Extracted data entries
==========

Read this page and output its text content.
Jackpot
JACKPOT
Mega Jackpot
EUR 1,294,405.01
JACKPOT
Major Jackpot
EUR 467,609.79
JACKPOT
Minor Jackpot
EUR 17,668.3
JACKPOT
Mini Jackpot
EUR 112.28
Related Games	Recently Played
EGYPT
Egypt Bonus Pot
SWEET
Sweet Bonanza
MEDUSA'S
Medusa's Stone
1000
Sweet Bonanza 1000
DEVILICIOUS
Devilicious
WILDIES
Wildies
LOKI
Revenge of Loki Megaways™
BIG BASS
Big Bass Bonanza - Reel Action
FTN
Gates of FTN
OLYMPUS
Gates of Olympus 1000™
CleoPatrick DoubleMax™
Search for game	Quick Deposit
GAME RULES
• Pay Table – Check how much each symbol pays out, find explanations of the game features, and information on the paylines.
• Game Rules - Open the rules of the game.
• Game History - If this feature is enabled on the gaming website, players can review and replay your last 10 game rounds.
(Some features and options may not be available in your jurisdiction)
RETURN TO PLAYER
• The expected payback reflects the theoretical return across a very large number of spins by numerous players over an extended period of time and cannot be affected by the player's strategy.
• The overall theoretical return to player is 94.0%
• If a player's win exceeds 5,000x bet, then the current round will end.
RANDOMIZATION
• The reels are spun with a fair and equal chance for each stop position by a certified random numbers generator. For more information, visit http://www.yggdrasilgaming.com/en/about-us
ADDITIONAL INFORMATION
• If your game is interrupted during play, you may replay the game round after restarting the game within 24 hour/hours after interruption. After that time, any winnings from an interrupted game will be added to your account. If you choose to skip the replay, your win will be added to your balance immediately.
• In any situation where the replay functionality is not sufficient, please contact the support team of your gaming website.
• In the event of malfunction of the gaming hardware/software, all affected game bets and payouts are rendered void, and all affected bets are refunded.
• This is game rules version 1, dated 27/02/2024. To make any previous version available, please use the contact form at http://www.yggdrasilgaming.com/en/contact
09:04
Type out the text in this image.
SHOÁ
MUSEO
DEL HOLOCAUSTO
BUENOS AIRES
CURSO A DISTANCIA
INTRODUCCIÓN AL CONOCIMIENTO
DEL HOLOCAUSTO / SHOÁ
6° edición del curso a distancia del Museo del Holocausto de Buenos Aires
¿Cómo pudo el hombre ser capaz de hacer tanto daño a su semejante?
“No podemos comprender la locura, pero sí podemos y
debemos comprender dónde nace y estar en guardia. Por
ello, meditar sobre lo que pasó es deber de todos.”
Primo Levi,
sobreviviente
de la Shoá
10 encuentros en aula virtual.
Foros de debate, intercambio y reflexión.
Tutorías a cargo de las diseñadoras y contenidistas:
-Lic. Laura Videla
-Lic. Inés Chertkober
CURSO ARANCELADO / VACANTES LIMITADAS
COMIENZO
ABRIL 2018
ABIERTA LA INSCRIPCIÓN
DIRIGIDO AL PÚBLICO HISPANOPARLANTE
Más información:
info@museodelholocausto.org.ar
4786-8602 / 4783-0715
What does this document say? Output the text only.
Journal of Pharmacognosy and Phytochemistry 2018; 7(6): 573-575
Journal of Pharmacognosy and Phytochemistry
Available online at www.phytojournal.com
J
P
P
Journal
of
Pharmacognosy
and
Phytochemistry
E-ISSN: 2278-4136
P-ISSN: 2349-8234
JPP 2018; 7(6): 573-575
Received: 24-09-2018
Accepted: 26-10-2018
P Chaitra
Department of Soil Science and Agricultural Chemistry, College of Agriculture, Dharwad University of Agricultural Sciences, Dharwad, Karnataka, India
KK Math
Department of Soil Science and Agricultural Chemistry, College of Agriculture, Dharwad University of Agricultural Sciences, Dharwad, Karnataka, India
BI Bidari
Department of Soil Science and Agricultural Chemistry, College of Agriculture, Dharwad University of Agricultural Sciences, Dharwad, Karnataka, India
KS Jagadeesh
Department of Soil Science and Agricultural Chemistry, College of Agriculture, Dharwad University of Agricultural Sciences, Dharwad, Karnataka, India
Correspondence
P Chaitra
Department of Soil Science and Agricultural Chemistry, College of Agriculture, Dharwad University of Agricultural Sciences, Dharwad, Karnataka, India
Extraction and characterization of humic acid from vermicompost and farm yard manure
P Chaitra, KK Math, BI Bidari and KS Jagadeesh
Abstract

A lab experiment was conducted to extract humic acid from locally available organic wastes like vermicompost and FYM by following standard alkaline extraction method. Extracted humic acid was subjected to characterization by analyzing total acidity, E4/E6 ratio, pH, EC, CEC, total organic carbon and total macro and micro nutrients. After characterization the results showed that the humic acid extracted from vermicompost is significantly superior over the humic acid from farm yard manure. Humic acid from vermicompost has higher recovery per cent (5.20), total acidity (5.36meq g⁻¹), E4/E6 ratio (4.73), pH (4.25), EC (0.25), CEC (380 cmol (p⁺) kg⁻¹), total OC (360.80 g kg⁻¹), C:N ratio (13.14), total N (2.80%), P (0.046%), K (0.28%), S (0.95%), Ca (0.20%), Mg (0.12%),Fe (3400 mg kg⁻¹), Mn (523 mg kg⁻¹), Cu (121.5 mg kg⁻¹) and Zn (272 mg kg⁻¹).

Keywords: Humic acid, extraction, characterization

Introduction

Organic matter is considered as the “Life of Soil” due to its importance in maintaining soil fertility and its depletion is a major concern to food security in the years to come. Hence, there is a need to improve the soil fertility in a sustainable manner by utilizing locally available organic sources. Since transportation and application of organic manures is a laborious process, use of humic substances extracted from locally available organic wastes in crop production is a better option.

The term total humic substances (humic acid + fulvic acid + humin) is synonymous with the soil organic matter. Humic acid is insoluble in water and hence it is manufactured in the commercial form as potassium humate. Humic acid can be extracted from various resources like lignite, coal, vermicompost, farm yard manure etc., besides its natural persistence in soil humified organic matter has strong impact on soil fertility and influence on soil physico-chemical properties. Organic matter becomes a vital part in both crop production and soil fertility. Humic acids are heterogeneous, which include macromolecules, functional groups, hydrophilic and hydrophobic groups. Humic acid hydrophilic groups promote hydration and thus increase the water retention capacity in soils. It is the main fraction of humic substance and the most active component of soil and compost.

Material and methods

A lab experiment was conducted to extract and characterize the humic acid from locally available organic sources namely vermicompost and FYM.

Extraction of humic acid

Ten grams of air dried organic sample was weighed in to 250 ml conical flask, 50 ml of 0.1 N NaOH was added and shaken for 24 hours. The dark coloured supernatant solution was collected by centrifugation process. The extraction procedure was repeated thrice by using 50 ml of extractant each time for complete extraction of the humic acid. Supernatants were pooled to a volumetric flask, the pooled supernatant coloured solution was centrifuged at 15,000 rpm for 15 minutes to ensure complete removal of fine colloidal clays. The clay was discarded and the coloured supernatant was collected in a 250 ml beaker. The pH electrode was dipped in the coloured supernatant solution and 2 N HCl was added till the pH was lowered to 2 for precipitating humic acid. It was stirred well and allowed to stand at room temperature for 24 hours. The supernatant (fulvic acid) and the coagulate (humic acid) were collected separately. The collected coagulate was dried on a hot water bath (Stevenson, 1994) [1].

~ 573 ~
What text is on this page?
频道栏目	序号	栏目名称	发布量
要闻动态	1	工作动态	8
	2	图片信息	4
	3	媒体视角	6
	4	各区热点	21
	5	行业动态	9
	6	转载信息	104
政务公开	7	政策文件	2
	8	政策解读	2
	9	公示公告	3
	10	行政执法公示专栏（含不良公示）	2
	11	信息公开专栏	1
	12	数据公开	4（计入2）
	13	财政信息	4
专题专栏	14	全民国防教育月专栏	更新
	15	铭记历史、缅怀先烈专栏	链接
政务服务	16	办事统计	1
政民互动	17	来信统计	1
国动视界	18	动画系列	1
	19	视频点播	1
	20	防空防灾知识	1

==========

* Task brief
Quote only the lines from the one containing "What text is on this page?" through the final line of the records, with both ends included.

* Problem solution
What text is on this page?
频道栏目	序号	栏目名称	发布量
要闻动态	1	工作动态	8
	2	图片信息	4
	3	媒体视角	6
	4	各区热点	21
	5	行业动态	9
	6	转载信息	104
政务公开	7	政策文件	2
	8	政策解读	2
	9	公示公告	3
	10	行政执法公示专栏（含不良公示）	2
	11	信息公开专栏	1
	12	数据公开	4（计入2）
	13	财政信息	4
专题专栏	14	全民国防教育月专栏	更新
	15	铭记历史、缅怀先烈专栏	链接
政务服务	16	办事统计	1
政民互动	17	来信统计	1
国动视界	18	动画系列	1
	19	视频点播	1
	20	防空防灾知识	1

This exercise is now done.